Records excerpted from a collection:
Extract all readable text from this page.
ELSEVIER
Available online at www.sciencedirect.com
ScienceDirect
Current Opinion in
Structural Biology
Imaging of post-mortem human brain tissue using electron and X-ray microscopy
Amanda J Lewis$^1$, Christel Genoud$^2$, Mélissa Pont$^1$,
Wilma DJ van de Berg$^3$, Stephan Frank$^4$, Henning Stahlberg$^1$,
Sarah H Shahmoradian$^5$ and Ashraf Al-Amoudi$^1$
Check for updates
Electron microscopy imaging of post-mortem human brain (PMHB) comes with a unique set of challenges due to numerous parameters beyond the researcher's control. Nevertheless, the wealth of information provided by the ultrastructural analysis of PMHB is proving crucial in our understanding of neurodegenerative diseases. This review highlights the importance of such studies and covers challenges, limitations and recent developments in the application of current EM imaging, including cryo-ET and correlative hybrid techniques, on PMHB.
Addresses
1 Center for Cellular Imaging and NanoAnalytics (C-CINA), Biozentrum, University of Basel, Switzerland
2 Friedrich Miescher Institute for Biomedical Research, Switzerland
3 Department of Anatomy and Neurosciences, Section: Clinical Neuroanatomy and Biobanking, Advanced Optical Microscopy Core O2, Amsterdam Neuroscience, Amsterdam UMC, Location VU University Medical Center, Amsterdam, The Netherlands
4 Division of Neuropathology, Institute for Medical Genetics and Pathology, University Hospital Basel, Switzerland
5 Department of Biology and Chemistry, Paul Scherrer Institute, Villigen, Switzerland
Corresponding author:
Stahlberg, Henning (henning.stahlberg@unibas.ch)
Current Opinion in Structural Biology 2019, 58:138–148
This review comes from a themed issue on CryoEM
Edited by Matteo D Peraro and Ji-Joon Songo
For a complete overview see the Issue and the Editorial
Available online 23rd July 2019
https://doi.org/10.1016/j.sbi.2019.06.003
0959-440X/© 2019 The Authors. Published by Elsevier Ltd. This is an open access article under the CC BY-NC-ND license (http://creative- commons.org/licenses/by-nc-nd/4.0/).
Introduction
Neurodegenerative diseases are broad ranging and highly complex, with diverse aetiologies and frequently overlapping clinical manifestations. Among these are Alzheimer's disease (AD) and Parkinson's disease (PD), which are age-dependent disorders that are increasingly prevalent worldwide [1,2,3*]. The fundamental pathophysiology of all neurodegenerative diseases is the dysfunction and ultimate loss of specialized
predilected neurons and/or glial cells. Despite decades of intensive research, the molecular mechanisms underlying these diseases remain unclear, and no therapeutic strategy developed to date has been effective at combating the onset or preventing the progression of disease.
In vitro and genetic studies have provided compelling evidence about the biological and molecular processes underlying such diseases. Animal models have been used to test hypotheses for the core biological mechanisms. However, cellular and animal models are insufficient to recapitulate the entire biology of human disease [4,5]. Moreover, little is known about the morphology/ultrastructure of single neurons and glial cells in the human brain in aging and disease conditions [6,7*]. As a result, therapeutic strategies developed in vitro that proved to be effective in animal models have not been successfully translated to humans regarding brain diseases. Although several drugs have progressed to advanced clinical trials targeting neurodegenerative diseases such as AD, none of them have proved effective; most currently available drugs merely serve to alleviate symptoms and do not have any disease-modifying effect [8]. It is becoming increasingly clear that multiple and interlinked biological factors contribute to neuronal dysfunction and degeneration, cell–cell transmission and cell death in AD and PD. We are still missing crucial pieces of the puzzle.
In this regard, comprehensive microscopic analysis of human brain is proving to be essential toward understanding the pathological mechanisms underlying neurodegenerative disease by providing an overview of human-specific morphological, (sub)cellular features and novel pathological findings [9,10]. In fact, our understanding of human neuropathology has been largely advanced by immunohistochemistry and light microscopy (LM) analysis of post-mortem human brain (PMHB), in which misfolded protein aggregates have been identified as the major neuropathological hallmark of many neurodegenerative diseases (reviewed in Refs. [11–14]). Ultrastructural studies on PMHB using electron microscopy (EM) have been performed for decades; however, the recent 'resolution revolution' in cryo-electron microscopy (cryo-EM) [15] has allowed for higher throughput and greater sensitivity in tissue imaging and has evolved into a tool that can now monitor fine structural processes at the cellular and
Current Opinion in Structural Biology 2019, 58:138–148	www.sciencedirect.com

◆ TASK STATEMENT
From the records given above, copy all lines containing "Opinion".

◆ OUTPUT BELOW
Current Opinion in
Current Opinion in Structural Biology 2019, 58:138–148
Current Opinion in Structural Biology 2019, 58:138–148	www.sciencedirect.com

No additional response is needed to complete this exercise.